**Aim of the exercise**
Check each line of the data for "javasolt" and select those that have it.

[Dataset excerpt]
::::

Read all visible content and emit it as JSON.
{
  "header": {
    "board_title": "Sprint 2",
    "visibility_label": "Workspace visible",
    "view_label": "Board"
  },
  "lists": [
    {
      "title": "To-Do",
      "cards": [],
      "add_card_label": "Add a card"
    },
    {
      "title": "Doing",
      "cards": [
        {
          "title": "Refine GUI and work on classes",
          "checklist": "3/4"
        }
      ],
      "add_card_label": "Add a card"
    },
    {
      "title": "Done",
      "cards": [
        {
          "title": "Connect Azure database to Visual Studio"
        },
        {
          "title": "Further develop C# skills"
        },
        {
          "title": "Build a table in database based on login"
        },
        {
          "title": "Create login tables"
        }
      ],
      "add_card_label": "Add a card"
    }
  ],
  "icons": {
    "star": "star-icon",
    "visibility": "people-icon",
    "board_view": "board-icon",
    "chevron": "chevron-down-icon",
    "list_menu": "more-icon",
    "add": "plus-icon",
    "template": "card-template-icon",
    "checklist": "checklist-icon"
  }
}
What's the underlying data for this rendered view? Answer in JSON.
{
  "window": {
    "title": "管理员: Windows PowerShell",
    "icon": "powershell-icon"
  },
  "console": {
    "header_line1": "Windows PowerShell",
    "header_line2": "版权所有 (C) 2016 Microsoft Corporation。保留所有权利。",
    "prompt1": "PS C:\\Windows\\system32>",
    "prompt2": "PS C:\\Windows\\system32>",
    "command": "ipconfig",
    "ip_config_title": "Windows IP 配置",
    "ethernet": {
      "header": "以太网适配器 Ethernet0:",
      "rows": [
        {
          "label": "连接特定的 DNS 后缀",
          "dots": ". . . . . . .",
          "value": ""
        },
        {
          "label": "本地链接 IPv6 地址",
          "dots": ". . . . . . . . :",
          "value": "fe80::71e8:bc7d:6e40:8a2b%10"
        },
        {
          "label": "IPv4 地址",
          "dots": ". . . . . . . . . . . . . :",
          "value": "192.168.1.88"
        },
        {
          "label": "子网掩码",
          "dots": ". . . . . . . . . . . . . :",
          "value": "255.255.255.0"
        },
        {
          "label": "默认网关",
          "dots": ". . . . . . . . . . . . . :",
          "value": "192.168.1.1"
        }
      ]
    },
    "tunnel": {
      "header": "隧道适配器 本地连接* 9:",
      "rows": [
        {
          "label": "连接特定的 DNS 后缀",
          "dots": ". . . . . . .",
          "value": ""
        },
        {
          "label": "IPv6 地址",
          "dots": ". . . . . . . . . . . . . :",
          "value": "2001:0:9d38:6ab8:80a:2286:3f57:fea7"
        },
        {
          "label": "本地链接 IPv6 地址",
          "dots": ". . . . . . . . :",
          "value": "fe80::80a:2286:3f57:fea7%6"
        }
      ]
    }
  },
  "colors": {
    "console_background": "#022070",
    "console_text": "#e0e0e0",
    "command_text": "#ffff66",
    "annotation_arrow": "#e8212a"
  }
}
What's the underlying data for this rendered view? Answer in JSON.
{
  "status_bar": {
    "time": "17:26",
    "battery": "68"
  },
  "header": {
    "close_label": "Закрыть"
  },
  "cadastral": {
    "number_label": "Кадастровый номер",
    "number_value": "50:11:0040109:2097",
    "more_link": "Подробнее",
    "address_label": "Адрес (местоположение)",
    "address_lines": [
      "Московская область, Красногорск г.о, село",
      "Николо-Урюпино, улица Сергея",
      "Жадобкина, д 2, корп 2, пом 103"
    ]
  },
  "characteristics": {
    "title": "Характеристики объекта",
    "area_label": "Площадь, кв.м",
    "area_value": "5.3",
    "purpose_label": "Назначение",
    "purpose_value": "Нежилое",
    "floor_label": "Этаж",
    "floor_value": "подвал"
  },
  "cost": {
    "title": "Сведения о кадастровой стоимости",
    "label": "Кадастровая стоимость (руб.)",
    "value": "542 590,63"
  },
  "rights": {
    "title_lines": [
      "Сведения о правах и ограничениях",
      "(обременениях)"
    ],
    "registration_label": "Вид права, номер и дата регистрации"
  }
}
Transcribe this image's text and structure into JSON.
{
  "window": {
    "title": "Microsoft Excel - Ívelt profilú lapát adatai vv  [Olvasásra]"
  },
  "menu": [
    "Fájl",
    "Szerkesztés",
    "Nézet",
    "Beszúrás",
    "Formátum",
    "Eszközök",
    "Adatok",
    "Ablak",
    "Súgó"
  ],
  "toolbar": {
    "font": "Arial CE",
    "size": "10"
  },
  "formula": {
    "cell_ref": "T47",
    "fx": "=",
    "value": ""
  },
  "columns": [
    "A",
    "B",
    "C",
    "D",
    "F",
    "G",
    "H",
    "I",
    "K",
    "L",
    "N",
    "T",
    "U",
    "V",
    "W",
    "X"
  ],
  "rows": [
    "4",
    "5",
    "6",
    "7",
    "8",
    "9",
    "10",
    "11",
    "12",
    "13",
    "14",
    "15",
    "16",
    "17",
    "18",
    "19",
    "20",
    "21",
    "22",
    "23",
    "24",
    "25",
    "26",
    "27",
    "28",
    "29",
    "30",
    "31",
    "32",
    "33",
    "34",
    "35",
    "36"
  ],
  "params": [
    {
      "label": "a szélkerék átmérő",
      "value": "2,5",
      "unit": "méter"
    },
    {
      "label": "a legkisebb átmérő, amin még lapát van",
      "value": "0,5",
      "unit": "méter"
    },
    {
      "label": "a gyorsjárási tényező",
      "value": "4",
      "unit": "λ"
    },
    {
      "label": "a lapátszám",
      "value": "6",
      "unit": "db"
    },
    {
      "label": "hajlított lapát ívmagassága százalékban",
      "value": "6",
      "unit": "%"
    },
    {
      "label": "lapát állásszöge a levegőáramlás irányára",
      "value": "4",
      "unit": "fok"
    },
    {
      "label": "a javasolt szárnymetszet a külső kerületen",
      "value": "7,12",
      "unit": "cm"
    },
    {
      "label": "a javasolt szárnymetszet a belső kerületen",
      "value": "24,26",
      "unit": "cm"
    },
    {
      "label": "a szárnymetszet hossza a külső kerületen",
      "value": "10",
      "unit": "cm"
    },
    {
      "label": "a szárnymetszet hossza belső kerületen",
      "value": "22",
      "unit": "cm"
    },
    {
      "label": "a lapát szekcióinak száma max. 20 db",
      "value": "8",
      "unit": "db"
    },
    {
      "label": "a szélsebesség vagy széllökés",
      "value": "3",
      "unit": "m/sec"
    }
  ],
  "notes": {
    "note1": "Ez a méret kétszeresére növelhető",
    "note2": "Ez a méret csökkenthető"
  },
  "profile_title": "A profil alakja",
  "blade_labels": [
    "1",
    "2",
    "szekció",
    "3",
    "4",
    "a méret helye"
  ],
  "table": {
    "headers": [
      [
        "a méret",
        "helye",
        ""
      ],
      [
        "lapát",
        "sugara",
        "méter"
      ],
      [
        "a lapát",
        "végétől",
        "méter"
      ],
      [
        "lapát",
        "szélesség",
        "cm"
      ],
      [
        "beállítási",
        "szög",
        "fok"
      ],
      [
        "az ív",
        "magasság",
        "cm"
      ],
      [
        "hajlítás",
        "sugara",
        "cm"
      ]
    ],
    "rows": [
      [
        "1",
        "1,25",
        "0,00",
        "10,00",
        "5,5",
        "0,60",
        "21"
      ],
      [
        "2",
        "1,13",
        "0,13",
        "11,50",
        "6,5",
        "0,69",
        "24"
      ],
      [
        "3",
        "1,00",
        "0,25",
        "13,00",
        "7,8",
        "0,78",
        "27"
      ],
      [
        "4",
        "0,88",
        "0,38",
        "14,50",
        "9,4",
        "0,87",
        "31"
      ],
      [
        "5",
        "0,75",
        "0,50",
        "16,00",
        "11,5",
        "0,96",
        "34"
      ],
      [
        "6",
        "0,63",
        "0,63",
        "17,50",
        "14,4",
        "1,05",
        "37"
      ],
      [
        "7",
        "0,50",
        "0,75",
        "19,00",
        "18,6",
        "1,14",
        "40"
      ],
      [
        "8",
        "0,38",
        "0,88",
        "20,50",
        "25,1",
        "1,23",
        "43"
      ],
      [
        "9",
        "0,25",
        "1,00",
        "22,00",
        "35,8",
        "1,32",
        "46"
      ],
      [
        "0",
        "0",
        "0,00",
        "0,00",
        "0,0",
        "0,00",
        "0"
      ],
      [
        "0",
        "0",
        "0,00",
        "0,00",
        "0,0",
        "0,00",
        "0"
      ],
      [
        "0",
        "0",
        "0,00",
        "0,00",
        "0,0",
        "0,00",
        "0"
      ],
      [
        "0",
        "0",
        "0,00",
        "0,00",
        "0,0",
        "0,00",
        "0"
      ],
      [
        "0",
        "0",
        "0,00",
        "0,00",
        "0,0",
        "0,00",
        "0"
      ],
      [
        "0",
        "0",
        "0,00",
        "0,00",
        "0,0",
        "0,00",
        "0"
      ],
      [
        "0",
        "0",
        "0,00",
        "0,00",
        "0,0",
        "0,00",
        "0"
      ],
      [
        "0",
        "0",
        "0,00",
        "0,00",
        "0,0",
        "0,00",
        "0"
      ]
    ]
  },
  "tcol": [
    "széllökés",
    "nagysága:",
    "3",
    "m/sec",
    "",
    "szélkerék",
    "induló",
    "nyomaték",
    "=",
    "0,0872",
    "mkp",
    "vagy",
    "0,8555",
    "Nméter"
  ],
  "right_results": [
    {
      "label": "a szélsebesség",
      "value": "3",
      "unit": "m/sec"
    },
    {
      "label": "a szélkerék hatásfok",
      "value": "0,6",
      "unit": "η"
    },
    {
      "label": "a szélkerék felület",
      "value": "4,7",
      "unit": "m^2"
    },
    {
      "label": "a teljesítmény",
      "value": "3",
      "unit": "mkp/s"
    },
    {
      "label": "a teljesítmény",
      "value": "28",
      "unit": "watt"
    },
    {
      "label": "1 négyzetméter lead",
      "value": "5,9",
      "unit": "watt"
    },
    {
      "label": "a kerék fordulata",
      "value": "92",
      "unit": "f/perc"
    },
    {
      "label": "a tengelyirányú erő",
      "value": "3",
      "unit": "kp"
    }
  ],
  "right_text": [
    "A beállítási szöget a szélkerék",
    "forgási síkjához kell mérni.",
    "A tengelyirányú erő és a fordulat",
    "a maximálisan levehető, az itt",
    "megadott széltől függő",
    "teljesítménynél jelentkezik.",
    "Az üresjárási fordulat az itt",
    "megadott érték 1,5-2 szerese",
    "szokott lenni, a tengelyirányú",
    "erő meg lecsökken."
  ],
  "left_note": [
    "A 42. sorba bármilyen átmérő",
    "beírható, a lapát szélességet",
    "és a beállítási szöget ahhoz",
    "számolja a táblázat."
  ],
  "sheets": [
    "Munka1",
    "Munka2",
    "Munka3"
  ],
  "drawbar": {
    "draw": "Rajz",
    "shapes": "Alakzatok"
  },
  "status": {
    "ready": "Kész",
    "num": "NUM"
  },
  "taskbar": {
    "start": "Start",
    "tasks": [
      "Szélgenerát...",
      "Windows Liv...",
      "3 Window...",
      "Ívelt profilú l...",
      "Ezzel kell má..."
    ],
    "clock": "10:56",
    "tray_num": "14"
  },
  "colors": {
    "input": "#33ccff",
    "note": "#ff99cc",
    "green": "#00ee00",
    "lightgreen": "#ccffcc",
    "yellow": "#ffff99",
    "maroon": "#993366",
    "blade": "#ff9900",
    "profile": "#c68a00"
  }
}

::::

**Written response**
      "label": "a javasolt szárnymetszet a külső kerületen",
      "label": "a javasolt szárnymetszet a belső kerületen",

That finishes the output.